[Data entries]
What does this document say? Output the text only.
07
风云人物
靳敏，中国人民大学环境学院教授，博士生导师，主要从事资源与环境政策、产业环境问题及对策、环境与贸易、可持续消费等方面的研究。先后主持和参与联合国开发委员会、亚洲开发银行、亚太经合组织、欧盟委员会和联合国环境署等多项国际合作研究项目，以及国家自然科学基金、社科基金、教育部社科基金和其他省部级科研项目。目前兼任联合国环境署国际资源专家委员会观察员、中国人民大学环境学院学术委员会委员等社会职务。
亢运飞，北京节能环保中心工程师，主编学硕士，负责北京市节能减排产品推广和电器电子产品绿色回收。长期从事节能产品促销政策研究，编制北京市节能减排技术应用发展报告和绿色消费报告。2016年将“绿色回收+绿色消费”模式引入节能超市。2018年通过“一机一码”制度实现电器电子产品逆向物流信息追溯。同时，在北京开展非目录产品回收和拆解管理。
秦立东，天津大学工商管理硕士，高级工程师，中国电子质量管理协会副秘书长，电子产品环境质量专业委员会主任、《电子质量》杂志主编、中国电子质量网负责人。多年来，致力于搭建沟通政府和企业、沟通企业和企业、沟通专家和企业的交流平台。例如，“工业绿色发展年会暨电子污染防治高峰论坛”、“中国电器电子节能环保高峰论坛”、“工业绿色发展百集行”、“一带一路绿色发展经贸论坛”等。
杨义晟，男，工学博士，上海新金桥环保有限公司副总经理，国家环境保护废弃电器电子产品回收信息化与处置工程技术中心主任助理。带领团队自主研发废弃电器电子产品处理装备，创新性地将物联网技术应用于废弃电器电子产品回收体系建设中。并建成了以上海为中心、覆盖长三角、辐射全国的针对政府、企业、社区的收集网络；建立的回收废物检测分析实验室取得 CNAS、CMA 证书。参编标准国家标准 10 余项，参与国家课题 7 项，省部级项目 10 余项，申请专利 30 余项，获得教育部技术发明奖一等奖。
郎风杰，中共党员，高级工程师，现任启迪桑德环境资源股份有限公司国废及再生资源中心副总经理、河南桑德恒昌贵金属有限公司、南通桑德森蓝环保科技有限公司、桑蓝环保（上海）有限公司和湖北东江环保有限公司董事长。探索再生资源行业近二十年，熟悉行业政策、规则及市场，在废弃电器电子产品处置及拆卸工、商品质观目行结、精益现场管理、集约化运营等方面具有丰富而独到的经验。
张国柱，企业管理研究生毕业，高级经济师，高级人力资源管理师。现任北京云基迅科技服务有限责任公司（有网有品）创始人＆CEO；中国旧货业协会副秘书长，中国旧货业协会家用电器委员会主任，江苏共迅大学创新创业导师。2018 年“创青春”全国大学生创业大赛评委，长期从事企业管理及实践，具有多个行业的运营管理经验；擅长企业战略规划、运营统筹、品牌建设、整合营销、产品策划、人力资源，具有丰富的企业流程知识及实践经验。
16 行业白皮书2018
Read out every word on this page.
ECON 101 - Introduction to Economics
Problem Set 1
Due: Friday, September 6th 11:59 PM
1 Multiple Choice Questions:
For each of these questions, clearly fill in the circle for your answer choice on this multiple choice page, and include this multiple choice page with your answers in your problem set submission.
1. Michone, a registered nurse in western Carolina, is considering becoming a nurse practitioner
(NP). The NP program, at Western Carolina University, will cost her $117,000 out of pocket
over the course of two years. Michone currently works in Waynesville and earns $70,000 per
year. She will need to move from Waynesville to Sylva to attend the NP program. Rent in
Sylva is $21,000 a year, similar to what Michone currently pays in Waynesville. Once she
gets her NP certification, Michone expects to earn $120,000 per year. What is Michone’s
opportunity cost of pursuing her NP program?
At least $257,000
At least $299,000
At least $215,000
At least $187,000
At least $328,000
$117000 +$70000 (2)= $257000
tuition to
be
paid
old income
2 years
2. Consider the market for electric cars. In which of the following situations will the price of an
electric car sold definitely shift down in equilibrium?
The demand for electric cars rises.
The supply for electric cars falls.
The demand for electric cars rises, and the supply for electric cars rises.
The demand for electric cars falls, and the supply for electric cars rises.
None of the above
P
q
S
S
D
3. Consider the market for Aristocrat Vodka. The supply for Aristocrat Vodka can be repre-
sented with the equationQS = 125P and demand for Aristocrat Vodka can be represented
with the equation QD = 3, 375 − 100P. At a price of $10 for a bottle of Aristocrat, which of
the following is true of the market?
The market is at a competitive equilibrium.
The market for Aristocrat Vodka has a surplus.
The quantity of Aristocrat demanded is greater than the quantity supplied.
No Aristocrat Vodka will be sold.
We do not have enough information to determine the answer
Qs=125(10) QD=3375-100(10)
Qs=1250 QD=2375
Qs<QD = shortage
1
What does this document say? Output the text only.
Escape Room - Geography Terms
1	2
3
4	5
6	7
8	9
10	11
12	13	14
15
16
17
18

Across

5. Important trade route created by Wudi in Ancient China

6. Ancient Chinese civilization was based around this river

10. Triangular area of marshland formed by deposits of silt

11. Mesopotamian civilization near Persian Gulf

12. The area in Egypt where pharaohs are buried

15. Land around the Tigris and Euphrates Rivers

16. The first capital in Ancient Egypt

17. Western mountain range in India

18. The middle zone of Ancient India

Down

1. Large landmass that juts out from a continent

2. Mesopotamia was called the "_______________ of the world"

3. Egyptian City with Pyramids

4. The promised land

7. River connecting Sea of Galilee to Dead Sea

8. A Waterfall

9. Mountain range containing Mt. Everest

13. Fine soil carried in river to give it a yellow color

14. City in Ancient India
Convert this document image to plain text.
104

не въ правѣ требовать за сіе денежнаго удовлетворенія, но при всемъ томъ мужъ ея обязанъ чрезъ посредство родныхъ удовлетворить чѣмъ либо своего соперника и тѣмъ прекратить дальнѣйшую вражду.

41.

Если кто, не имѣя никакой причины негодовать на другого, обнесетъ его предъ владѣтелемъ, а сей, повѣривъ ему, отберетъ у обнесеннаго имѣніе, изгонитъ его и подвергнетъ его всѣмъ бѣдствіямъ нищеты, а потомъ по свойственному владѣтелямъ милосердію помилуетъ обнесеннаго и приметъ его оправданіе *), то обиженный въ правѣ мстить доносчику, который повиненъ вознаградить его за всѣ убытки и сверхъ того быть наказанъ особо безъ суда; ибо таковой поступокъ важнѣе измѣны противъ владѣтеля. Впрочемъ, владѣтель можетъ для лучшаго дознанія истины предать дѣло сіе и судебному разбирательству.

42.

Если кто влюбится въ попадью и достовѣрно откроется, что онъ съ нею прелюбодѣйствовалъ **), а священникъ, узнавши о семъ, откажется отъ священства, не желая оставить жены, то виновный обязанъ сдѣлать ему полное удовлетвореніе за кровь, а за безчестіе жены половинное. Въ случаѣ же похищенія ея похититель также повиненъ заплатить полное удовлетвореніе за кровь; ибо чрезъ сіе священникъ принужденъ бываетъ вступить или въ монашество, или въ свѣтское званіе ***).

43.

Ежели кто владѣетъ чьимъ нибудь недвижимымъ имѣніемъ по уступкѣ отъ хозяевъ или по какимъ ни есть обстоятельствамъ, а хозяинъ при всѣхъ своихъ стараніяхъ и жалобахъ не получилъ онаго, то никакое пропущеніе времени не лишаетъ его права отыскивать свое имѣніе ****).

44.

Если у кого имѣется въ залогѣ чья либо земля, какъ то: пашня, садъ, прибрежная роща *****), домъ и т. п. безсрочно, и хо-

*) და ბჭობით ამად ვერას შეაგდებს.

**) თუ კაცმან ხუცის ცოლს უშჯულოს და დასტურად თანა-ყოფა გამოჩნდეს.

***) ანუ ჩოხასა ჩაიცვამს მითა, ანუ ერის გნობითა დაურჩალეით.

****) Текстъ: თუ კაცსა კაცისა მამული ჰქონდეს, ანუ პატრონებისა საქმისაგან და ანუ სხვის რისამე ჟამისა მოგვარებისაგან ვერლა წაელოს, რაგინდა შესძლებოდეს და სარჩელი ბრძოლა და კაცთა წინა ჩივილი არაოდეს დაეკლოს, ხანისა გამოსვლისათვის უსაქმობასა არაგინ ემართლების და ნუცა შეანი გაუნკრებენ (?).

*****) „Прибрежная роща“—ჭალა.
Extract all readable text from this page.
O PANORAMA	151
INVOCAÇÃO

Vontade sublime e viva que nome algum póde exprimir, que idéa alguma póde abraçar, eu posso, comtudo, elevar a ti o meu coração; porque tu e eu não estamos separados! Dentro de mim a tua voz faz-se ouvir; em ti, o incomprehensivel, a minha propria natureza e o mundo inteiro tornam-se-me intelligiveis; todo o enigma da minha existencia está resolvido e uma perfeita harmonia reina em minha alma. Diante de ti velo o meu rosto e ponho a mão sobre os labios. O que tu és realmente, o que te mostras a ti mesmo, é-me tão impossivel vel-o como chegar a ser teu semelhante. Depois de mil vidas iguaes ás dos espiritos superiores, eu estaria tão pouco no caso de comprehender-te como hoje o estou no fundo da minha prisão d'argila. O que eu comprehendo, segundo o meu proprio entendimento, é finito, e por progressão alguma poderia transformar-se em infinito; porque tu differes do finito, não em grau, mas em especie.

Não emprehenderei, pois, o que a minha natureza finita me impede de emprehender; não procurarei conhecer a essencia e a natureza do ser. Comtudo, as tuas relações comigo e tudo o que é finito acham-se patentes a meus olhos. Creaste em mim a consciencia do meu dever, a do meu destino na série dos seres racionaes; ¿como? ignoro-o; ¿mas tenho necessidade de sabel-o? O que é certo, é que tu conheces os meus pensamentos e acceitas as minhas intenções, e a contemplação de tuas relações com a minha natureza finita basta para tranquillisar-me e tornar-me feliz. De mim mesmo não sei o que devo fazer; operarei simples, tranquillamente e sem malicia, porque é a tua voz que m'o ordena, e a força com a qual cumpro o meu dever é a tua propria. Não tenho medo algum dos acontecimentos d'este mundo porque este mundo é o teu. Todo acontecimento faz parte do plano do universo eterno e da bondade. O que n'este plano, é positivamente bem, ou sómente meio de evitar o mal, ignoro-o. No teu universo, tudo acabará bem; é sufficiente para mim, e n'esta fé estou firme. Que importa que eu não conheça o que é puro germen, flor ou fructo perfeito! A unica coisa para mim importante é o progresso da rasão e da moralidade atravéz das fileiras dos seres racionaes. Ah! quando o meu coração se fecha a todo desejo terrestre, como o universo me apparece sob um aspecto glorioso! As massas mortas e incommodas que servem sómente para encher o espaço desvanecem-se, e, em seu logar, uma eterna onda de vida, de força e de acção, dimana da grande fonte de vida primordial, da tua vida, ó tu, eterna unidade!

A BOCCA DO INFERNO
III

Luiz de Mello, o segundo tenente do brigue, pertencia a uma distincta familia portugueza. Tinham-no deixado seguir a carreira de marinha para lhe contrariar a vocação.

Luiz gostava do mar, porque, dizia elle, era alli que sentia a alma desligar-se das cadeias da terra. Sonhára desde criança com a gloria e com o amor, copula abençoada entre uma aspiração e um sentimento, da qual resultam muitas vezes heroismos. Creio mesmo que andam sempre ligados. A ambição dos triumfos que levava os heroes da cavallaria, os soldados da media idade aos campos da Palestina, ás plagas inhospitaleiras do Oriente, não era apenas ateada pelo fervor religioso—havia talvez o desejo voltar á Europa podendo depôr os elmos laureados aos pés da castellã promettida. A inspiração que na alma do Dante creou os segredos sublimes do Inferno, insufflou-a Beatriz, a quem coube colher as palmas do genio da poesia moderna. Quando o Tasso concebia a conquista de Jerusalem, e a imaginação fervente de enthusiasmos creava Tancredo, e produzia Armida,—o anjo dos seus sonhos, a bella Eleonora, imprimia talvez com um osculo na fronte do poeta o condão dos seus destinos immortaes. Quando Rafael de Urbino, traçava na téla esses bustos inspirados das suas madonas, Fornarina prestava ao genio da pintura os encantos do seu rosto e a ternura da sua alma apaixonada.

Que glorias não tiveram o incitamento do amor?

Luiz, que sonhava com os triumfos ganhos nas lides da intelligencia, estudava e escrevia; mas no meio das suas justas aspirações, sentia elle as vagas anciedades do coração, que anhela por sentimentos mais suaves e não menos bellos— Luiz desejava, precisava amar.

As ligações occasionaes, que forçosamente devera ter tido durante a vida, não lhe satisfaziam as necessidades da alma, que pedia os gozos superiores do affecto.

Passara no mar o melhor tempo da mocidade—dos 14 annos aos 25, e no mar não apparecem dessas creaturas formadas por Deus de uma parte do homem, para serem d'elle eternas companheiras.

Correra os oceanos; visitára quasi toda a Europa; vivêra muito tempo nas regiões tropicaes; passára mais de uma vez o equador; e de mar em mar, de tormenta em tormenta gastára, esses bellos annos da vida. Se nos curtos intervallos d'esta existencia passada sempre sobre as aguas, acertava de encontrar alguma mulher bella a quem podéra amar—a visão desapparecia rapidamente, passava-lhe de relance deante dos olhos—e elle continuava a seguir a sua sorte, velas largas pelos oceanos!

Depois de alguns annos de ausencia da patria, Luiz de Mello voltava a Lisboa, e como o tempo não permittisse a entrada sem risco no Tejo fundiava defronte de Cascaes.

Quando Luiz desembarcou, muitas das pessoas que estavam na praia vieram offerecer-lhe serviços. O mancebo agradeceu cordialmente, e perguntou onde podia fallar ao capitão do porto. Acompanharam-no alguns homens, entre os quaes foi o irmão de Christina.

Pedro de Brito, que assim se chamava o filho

## Work required
Pick out each line in the material containing "Vodka".

## In response
3. Consider the market for Aristocrat Vodka. The supply for Aristocrat Vodka can be repre-
sented with the equationQS = 125P and demand for Aristocrat Vodka can be represented
The market for Aristocrat Vodka has a surplus.
No Aristocrat Vodka will be sold.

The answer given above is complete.